• Data for processing:

▬▬▬▬▬▬

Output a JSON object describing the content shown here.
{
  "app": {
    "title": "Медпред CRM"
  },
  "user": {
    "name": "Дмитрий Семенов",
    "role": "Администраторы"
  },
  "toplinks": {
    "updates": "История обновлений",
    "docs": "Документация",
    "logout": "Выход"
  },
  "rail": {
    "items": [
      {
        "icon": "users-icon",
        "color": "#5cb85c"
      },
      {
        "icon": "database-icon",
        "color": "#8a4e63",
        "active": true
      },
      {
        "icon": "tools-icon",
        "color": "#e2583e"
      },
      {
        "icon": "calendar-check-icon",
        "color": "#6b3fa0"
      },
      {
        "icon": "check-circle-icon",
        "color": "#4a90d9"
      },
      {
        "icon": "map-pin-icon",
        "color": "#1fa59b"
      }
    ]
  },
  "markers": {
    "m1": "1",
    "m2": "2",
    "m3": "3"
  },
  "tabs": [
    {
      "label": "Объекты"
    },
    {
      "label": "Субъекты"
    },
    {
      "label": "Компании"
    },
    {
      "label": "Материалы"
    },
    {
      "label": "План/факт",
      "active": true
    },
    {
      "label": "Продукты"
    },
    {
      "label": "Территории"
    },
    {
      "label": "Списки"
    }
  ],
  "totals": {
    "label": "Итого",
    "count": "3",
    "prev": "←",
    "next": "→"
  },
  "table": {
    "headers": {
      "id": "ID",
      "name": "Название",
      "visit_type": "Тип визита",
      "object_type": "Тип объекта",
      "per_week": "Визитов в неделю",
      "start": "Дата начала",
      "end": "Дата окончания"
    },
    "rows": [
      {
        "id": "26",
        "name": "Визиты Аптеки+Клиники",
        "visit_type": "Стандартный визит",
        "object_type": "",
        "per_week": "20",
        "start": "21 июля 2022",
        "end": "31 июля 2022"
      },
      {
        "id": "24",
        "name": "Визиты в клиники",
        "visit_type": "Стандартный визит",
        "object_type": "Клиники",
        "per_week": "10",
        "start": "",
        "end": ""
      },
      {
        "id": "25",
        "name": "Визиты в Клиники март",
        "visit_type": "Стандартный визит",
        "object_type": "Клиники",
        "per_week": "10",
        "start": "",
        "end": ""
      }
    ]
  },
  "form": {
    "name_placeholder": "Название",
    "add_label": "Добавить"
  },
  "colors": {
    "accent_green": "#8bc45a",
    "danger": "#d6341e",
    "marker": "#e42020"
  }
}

▬▬▬▬▬▬

• Short problem: Filter the listing above by the word "start"; copy each line that passes.

• Problem solution:
      "start": "Дата начала",
        "start": "21 июля 2022",
        "start": "",
        "start": "",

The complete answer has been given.